• _Page excerpt_:
START

Hi Christine – I can understand your feeling quite depressed and anxious about the state of our world as I’ve been much the same. I worry about what is in store for my kids and their kids and so on. Good on you for getting involved in action on climate change. Here’s hoping that the rest of 2020 is less drama and worry filled. x
I agree with you Min. I’ve also been overwhelmed by all the dreadful news. Lately I’ve stopped mindlessly scrolling. Hopefully there will be a glut of good news coming soon #MLSTL Sharing
I’ve been overwhelmed by all the awful news too Jennifer so felt a post on the topic was warranted as I was sure I wasn’t alone! I’ll be looking for all the good news to come! xo
Hi Min, you’re right in all you say. It’s been a very stressful time and our town has been affected by the fire. I’ve found that after the initial flow of goodwill it’s now turning a bit real with people getting cranky, upset, negative and lacking in goodwill at times. Not everyone but enough to make it upsetting. It’s bad enough seeing all the bad news on the media but we need to be kind to everyone. I found while we were overseas at the height fo the fires we were addicted to social media, which wasn’t a good thing! It’s settled down now but it’s hard to switch off. I have shared for #mlstl and joined in your Lovin’ Life linky.
I’ve linked to this in my latest post about social media and self care, thanks for your words Min! #lifethisweek
Thanks so much Deb – I’m honoured to have been mentioned in your post and to have a link to my post in there. I have just been over for a read and have left a comment. xo
Hi Deb, I knew that your little town had been affected. I was so relieved that your home was spared, especially as you were O/S and unable to get in there and save anything befoe the fires came! That’s so sad to hear about people getting cranky and negative etc. Human nature can be tricky can’t it? During the height of the bushfires I found myself drawn to the TV watching the same horrific scenes over and over and could feel my mental health being affected. I knew I had to stop watching it. Didn’t mean I didn’t care. I did … a lot. I know I’m not alone at having been overwhelmed by all the horrible news lately which is why I thought a post on the topic would be a good idea. Thanks so much for sharing it! xo
Good advice Min, add to all that, we in the US have another contentious Presidential election coming up and the media coverage is non-stop and nasty! Actually, it’s been that way for the past twenty years or so….I can’t relate to the fires you all have experienced, but I do know a thing or two about the aftermath of hurricanes. It takes time, patience and bucket loads of kindness. P.S. Natalie does not have time to watch TV. Have you read her blog????
Hi Suzanne – yes we see quite a bit of the US political stuff over here! Have to admit alot of it goes over my head. I can barely keep up with Aussie politics let alone another countries 😉 Yes we know about hurricanes here too though they’re called cyclones here. Yes I read Natalies blog and I know she hasn’t watched TV in a long time! xo
These are some fabulous tips. I think you saved the best for last because you always feel better after you help someone else 🙂
Feel free to share at My Corner of the World
Very true! Thank you Betty! xo
I so get this Min. I do think many of us not directly affected by any of the above issues are still suffering if we have a tendency towards anxiety and concern. This is/was me. I literally had to stop some of my time on SM (twitter actually) during the worst of the NSW fires. I was so angry with the PM. I notice too, my anxiety is a little up and my confidence a little down so it could be as a result of our very drawn out time of awfulness that started back in Sept/Oct 2019!

END

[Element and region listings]
START

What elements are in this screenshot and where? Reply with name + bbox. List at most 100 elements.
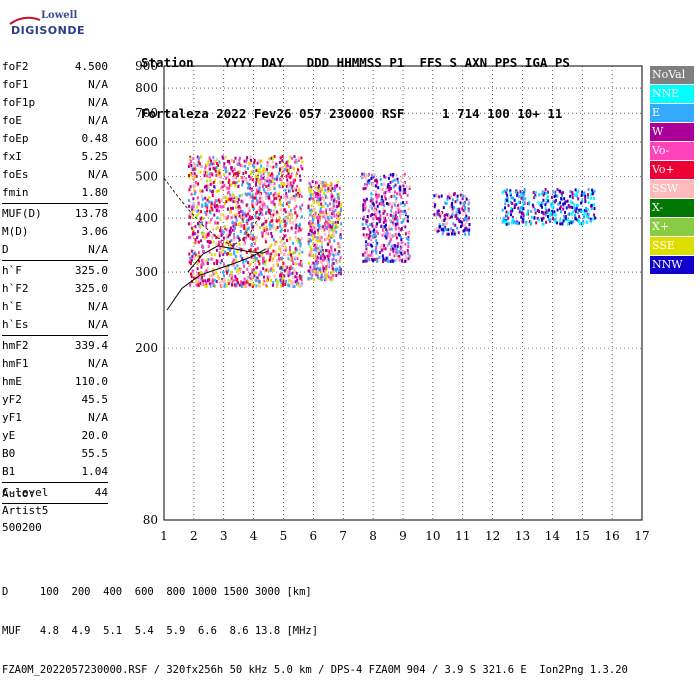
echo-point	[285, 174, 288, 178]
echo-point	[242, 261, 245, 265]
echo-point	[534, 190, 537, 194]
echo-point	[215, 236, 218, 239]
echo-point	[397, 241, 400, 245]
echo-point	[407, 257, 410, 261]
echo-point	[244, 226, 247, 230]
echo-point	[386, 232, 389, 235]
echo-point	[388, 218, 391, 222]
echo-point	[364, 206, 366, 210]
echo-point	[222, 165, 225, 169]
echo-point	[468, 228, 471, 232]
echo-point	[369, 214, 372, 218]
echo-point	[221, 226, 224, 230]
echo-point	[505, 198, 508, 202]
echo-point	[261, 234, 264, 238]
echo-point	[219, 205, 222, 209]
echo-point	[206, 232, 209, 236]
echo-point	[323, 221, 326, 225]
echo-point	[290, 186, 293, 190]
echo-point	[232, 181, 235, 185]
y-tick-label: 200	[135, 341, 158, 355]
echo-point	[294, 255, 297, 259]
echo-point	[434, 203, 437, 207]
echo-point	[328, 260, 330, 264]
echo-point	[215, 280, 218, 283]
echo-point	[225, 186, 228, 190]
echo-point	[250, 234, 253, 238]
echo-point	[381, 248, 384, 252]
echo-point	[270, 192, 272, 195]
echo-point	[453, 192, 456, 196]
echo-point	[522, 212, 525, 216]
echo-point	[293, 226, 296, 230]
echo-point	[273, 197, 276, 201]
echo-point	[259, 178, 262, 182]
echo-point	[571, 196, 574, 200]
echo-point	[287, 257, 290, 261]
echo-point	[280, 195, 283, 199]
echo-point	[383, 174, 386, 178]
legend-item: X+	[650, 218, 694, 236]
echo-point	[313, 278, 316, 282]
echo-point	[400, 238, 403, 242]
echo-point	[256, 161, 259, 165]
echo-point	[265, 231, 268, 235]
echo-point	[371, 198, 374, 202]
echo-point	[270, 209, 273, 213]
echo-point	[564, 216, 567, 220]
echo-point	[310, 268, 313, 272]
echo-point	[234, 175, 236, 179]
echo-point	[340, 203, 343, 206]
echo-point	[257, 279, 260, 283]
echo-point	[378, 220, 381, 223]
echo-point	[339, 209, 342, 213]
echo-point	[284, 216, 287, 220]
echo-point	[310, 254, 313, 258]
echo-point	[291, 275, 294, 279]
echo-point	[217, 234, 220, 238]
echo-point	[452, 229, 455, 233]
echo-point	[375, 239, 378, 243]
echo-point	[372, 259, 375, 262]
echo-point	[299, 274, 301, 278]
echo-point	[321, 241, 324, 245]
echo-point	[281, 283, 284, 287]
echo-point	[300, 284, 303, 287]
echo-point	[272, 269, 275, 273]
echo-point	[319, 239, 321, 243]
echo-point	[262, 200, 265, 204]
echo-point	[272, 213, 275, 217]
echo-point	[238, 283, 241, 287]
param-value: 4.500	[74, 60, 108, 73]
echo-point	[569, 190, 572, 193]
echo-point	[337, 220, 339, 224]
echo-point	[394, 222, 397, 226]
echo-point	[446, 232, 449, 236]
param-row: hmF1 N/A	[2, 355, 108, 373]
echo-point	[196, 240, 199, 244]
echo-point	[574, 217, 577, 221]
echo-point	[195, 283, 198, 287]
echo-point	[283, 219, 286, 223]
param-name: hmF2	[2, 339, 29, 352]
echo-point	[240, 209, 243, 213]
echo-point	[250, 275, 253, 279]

END

• _Required task 1_: In the rows, from the line with "174, 288, 178]" to the line with "248, 384, 252]", replace "echo-point" with "echo-marker" and leave everything else unchanged.
• _Required task 2_: Continue the reader comments about feeling overwhelmed by bad news from where they stop.

• _Final result 1_:
echo-marker	[285, 174, 288, 178]
echo-marker	[242, 261, 245, 265]
echo-marker	[534, 190, 537, 194]
echo-marker	[215, 236, 218, 239]
echo-marker	[397, 241, 400, 245]
echo-marker	[407, 257, 410, 261]
echo-marker	[244, 226, 247, 230]
echo-marker	[386, 232, 389, 235]
echo-marker	[388, 218, 391, 222]
echo-marker	[364, 206, 366, 210]
echo-marker	[222, 165, 225, 169]
echo-marker	[468, 228, 471, 232]
echo-marker	[369, 214, 372, 218]
echo-marker	[221, 226, 224, 230]
echo-marker	[505, 198, 508, 202]
echo-marker	[261, 234, 264, 238]
echo-marker	[219, 205, 222, 209]
echo-marker	[206, 232, 209, 236]
echo-marker	[323, 221, 326, 225]
echo-marker	[290, 186, 293, 190]
echo-marker	[232, 181, 235, 185]
y-tick-label: 200	[135, 341, 158, 355]
echo-marker	[294, 255, 297, 259]
echo-marker	[434, 203, 437, 207]
echo-marker	[328, 260, 330, 264]
echo-marker	[215, 280, 218, 283]
echo-marker	[225, 186, 228, 190]
echo-marker	[250, 234, 253, 238]
echo-marker	[381, 248, 384, 252]

• _Final result 2_:
Here’s the more self care and being better aware of our own triggers.
Thank you for being part of Life This Week. Next Week’s optional prompt is 8/51 Unusual 23/2/2020. Hope to see you link up again too! Denyse.
Denyse I knew you’d ‘get’ this … yes anxiety has skyrocketed for me and for many others I know with all the recent and ongoing traumatic news and so I had to stop or at least reduce my exposure to it. Self Care is so important at times like this, as you know. xoxo
Around 12 years ago I stopped watching news. It was banned in our home. The kids did not grow up with it on because of my need for self preservation. I realised it was making me worry about that which I could not change. To this day we are not news watchers. Don’t get me wrong, we’re not ignorant. We just choose positivity. We choose to scroll or watch at times of the day where we are best able to process the information without it impacting on our mental health. Not first thing in the morning. Not at dinner time at witching hour. Not right before bed. You’re right …. in times of trauma, it’s the best way to preserve our own ability to cope.
I think I may have to do the same thing Leanne. No more watching the news. I think I will scroll headlines to keep up with current affairs and only click on those that interest me to read. I honestly can’t cope with all the traumatic news of late. xo
Min, such wise words. I could stare at the news for endless hours. Seeing the same thing on replay over and over. For example, the mass shooting in El Paso in August. I could hardly bare to leave the TV to go to the bathroom. My husband was with me on watching the news reports for awhile but then he wanted to put on a movie, watch something that we would normally watch. For me, it seemed like we might miss something, almost like we were being disrespectful of our ‘neighbors’ here in El Paso that had endured this tragedy personally.
I need to remember…ALL things in moderation. This post really resonated with me. Thank you.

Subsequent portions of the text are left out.